-------- Provided material

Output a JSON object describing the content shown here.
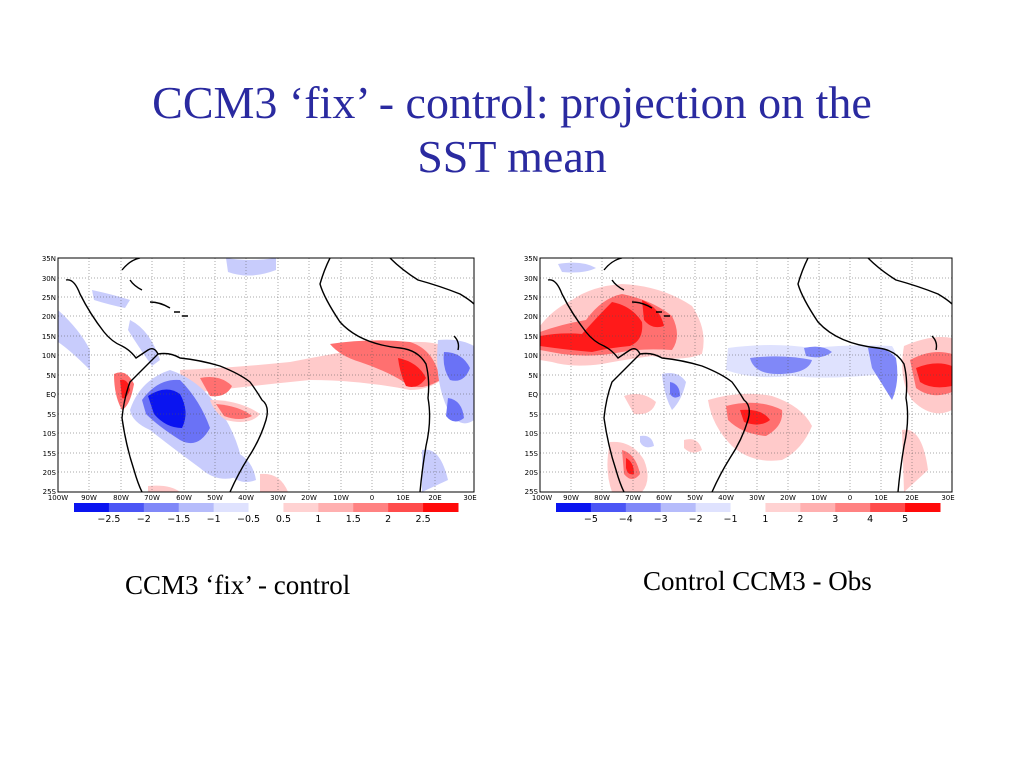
{
  "slide": {
    "title_line1": "CCM3 ‘fix’ - control: projection on the",
    "title_line2": "SST mean",
    "title_color": "#2a2aa0"
  },
  "lat_labels": [
    "35N",
    "30N",
    "25N",
    "20N",
    "15N",
    "10N",
    "5N",
    "EQ",
    "5S",
    "10S",
    "15S",
    "20S",
    "25S"
  ],
  "lon_labels": [
    "100W",
    "90W",
    "80W",
    "70W",
    "60W",
    "50W",
    "40W",
    "30W",
    "20W",
    "10W",
    "0",
    "10E",
    "20E",
    "30E"
  ],
  "maps": [
    {
      "caption": "CCM3 ‘fix’ - control",
      "colorbar": {
        "colors": [
          "#0a14f0",
          "#4b55f5",
          "#8088f8",
          "#b6bcfb",
          "#dfe2fe",
          "#ffffff",
          "#ffd2d2",
          "#ffb0b0",
          "#ff8282",
          "#ff4c4c",
          "#ff0a0a"
        ],
        "labels": [
          "−2.5",
          "−2",
          "−1.5",
          "−1",
          "−0.5",
          "0.5",
          "1",
          "1.5",
          "2",
          "2.5"
        ]
      }
    },
    {
      "caption": "Control CCM3 - Obs",
      "colorbar": {
        "colors": [
          "#0a14f0",
          "#4b55f5",
          "#8088f8",
          "#b6bcfb",
          "#dfe2fe",
          "#ffffff",
          "#ffd2d2",
          "#ffb0b0",
          "#ff8282",
          "#ff4c4c",
          "#ff0a0a"
        ],
        "labels": [
          "−5",
          "−4",
          "−3",
          "−2",
          "−1",
          "1",
          "2",
          "3",
          "4",
          "5"
        ]
      }
    }
  ],
  "palette": {
    "blue_strong": "#0a14f0",
    "blue_mid": "#6a72f6",
    "blue_light": "#c8ccfc",
    "red_strong": "#ff1a1a",
    "red_mid": "#ff7070",
    "red_light": "#ffcaca"
  }
}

----------------

[What needs to be done]: Locate each line containing the string "caption" and show it.

[Completed task]:
      "caption": "CCM3 ‘fix’ - control",
      "caption": "Control CCM3 - Obs",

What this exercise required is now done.